▶ **Written exercise**:
Output all entries verbatim. Skip pictures.

(Figure record listings)
********************

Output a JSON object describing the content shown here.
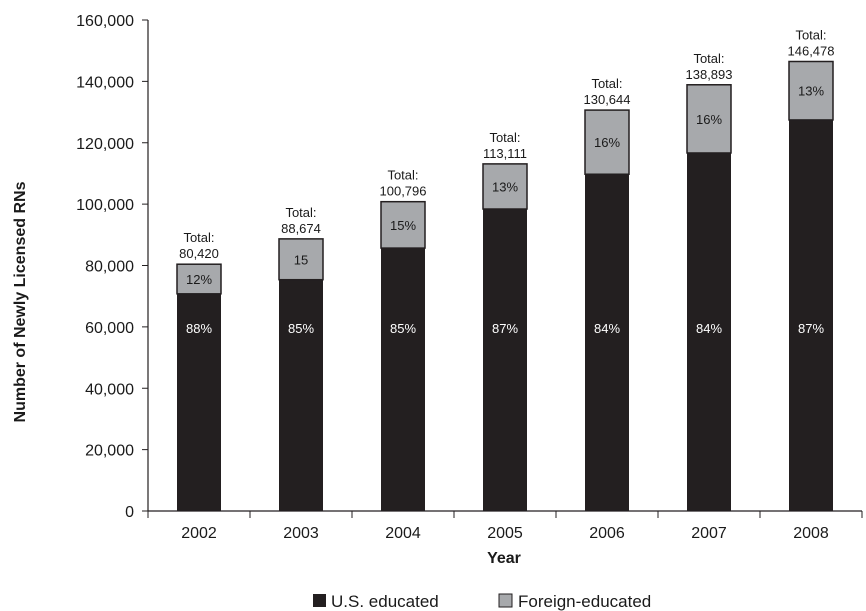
{
  "chart_data": {
    "type": "bar",
    "stacked": true,
    "categories": [
      "2002",
      "2003",
      "2004",
      "2005",
      "2006",
      "2007",
      "2008"
    ],
    "series": [
      {
        "name": "U.S. educated",
        "color": "#231f20",
        "values": [
          70770,
          75373,
          85677,
          98407,
          109741,
          116670,
          127436
        ],
        "labels": [
          "88%",
          "85%",
          "85%",
          "87%",
          "84%",
          "84%",
          "87%"
        ]
      },
      {
        "name": "Foreign-educated",
        "color": "#a7a9ac",
        "values": [
          9650,
          13301,
          15119,
          14704,
          20903,
          22223,
          19042
        ],
        "labels": [
          "12%",
          "15",
          "15%",
          "13%",
          "16%",
          "16%",
          "13%"
        ]
      }
    ],
    "totals": [
      [
        "Total:",
        "80,420"
      ],
      [
        "Total:",
        "88,674"
      ],
      [
        "Total:",
        "100,796"
      ],
      [
        "Total:",
        "113,111"
      ],
      [
        "Total:",
        "130,644"
      ],
      [
        "Total:",
        "138,893"
      ],
      [
        "Total:",
        "146,478"
      ]
    ],
    "xlabel": "Year",
    "ylabel": "Number of Newly Licensed RNs",
    "ylim": [
      0,
      160000
    ],
    "yticks": [
      0,
      20000,
      40000,
      60000,
      80000,
      100000,
      120000,
      140000,
      160000
    ],
    "ytick_labels": [
      "0",
      "20,000",
      "40,000",
      "60,000",
      "80,000",
      "100,000",
      "120,000",
      "140,000",
      "160,000"
    ],
    "grid": false,
    "legend_position": "bottom-center"
  }
}
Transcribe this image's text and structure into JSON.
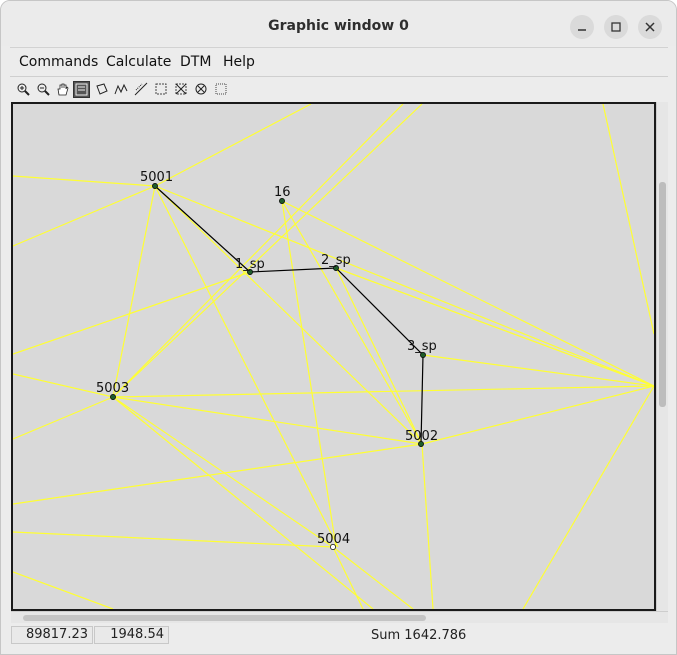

********************

▶ **Response below**:
Output a JSON object describing the content shown here.
{
  "chart_data": {
    "type": "bar",
    "stacked": true,
    "categories": [
      "2002",
      "2003",
      "2004",
      "2005",
      "2006",
      "2007",
      "2008"
    ],
    "series": [
      {
        "name": "U.S. educated",
        "color": "#231f20",
        "values": [
          70770,
          75373,
          85677,
          98407,
          109741,
          116670,
          127436
        ],
        "labels": [
          "88%",
          "85%",
          "85%",
          "87%",
          "84%",
          "84%",
          "87%"
        ]
      },
      {
        "name": "Foreign-educated",
        "color": "#a7a9ac",
        "values": [
          9650,
          13301,
          15119,
          14704,
          20903,
          22223,
          19042
        ],
        "labels": [
          "12%",
          "15",
          "15%",
          "13%",
          "16%",
          "16%",
          "13%"
        ]
      }
    ],
    "totals": [
      [
        "Total:",
        "80,420"
      ],
      [
        "Total:",
        "88,674"
      ],
      [
        "Total:",
        "100,796"
      ],
      [
        "Total:",
        "113,111"
      ],
      [
        "Total:",
        "130,644"
      ],
      [
        "Total:",
        "138,893"
      ],
      [
        "Total:",
        "146,478"
      ]
    ],
    "xlabel": "Year",
    "ylabel": "Number of Newly Licensed RNs",
    "ylim": [
      0,
      160000
    ],
    "yticks": [
      0,
      20000,
      40000,
      60000,
      80000,
      100000,
      120000,
      140000,
      160000
    ],
    "ytick_labels": [
      "0",
      "20,000",
      "40,000",
      "60,000",
      "80,000",
      "100,000",
      "120,000",
      "140,000",
      "160,000"
    ],
    "grid": false,
    "legend_position": "bottom-center"
  }
}
Transcribe this image's text and structure into JSON.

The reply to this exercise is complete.